__Directions__. Copy out every line below without changing anything.

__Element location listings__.
++++++++++++++++++++
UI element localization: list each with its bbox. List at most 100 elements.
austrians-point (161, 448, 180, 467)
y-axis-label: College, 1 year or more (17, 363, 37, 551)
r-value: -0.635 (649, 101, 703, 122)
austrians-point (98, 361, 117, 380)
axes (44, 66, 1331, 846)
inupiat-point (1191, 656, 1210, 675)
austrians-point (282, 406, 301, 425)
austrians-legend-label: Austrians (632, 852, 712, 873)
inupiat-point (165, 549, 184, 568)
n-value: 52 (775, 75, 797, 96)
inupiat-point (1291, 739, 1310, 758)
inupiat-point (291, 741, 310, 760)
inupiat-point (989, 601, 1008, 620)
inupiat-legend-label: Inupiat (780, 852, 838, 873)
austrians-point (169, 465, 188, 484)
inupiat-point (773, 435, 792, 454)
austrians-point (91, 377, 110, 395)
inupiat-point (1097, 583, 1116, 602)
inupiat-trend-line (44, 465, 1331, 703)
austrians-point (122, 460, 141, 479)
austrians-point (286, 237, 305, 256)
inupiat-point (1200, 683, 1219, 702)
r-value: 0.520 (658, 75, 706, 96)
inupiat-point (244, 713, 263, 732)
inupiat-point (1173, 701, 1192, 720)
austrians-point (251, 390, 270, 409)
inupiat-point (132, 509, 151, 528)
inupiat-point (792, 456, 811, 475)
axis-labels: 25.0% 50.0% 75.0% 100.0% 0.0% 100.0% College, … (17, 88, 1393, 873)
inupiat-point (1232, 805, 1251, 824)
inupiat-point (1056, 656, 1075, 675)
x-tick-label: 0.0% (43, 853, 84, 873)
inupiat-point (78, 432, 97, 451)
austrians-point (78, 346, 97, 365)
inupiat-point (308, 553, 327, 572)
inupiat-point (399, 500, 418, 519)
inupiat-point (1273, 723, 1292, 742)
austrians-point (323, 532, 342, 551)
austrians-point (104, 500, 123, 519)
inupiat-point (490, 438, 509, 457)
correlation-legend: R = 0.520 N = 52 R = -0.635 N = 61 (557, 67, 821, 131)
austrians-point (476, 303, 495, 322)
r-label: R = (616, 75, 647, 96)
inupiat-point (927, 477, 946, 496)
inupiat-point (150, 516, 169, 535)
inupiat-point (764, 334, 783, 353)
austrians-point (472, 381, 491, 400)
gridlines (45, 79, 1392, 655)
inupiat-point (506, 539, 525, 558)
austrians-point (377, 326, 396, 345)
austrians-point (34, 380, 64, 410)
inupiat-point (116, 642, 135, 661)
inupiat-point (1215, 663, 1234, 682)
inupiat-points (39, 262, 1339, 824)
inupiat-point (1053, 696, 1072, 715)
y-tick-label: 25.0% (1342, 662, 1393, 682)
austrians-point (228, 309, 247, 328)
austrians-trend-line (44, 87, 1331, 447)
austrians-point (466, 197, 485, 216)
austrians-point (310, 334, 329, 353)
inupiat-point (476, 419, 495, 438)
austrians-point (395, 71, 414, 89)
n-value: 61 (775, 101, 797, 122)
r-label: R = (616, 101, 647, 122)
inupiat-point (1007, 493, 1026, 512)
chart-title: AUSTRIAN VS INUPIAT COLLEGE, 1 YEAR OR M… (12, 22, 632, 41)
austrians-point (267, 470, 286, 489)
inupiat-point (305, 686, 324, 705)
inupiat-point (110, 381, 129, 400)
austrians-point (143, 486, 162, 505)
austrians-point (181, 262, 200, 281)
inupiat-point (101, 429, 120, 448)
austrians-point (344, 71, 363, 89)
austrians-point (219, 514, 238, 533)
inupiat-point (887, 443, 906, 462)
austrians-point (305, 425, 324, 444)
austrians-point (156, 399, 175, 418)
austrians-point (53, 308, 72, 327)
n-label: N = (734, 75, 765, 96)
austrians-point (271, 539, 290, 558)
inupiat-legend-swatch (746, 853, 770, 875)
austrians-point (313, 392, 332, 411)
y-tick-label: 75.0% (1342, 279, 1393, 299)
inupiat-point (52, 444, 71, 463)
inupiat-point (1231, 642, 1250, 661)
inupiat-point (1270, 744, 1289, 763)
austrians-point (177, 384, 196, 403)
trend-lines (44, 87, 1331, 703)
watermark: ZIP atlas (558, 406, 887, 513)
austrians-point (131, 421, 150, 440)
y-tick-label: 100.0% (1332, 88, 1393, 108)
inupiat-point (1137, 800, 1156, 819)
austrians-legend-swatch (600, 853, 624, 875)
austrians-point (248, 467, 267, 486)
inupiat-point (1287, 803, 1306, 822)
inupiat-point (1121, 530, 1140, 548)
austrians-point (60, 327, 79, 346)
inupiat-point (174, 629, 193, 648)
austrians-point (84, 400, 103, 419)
++++++++++++++++++++
__Response to this task__.
UI element localization: list each with its bbox. List at most 100 elements.
austrians-point (161, 448, 180, 467)
y-axis-label: College, 1 year or more (17, 363, 37, 551)
r-value: -0.635 (649, 101, 703, 122)
austrians-point (98, 361, 117, 380)
axes (44, 66, 1331, 846)
inupiat-point (1191, 656, 1210, 675)
austrians-point (282, 406, 301, 425)
austrians-legend-label: Austrians (632, 852, 712, 873)
inupiat-point (165, 549, 184, 568)
n-value: 52 (775, 75, 797, 96)
inupiat-point (1291, 739, 1310, 758)
inupiat-point (291, 741, 310, 760)
inupiat-point (989, 601, 1008, 620)
inupiat-legend-label: Inupiat (780, 852, 838, 873)
austrians-point (169, 465, 188, 484)
inupiat-point (773, 435, 792, 454)
austrians-point (91, 377, 110, 395)
inupiat-point (1097, 583, 1116, 602)
inupiat-trend-line (44, 465, 1331, 703)
austrians-point (122, 460, 141, 479)
austrians-point (286, 237, 305, 256)
inupiat-point (1200, 683, 1219, 702)
r-value: 0.520 (658, 75, 706, 96)
inupiat-point (244, 713, 263, 732)
inupiat-point (1173, 701, 1192, 720)
austrians-point (251, 390, 270, 409)
inupiat-point (132, 509, 151, 528)
inupiat-point (792, 456, 811, 475)
axis-labels: 25.0% 50.0% 75.0% 100.0% 0.0% 100.0% College, … (17, 88, 1393, 873)
inupiat-point (1232, 805, 1251, 824)
inupiat-point (1056, 656, 1075, 675)
x-tick-label: 0.0% (43, 853, 84, 873)
inupiat-point (78, 432, 97, 451)
austrians-point (78, 346, 97, 365)
inupiat-point (308, 553, 327, 572)
inupiat-point (399, 500, 418, 519)
inupiat-point (1273, 723, 1292, 742)
austrians-point (323, 532, 342, 551)
austrians-point (104, 500, 123, 519)
inupiat-point (490, 438, 509, 457)
correlation-legend: R = 0.520 N = 52 R = -0.635 N = 61 (557, 67, 821, 131)
austrians-point (476, 303, 495, 322)
r-label: R = (616, 75, 647, 96)
inupiat-point (927, 477, 946, 496)
inupiat-point (150, 516, 169, 535)
inupiat-point (764, 334, 783, 353)
austrians-point (472, 381, 491, 400)
gridlines (45, 79, 1392, 655)
inupiat-point (506, 539, 525, 558)
austrians-point (377, 326, 396, 345)
austrians-point (34, 380, 64, 410)
inupiat-point (116, 642, 135, 661)
inupiat-point (1215, 663, 1234, 682)
inupiat-points (39, 262, 1339, 824)
inupiat-point (1053, 696, 1072, 715)
y-tick-label: 25.0% (1342, 662, 1393, 682)
austrians-point (228, 309, 247, 328)
austrians-trend-line (44, 87, 1331, 447)
austrians-point (466, 197, 485, 216)
austrians-point (310, 334, 329, 353)
inupiat-point (476, 419, 495, 438)
austrians-point (395, 71, 414, 89)
n-value: 61 (775, 101, 797, 122)
r-label: R = (616, 101, 647, 122)
inupiat-point (1007, 493, 1026, 512)
chart-title: AUSTRIAN VS INUPIAT COLLEGE, 1 YEAR OR M… (12, 22, 632, 41)
austrians-point (267, 470, 286, 489)
inupiat-point (305, 686, 324, 705)
inupiat-point (110, 381, 129, 400)
austrians-point (143, 486, 162, 505)
austrians-point (181, 262, 200, 281)
inupiat-point (101, 429, 120, 448)
austrians-point (344, 71, 363, 89)
austrians-point (219, 514, 238, 533)
inupiat-point (887, 443, 906, 462)
austrians-point (305, 425, 324, 444)
austrians-point (156, 399, 175, 418)
austrians-point (53, 308, 72, 327)
n-label: N = (734, 75, 765, 96)
austrians-point (271, 539, 290, 558)
inupiat-legend-swatch (746, 853, 770, 875)
austrians-point (313, 392, 332, 411)
y-tick-label: 75.0% (1342, 279, 1393, 299)
inupiat-point (52, 444, 71, 463)
inupiat-point (1231, 642, 1250, 661)
inupiat-point (1270, 744, 1289, 763)
austrians-point (177, 384, 196, 403)
trend-lines (44, 87, 1331, 703)
watermark: ZIP atlas (558, 406, 887, 513)
austrians-point (131, 421, 150, 440)
y-tick-label: 100.0% (1332, 88, 1393, 108)
inupiat-point (1137, 800, 1156, 819)
austrians-legend-swatch (600, 853, 624, 875)
austrians-point (248, 467, 267, 486)
inupiat-point (1287, 803, 1306, 822)
inupiat-point (1121, 530, 1140, 548)
austrians-point (60, 327, 79, 346)
inupiat-point (174, 629, 193, 648)
austrians-point (84, 400, 103, 419)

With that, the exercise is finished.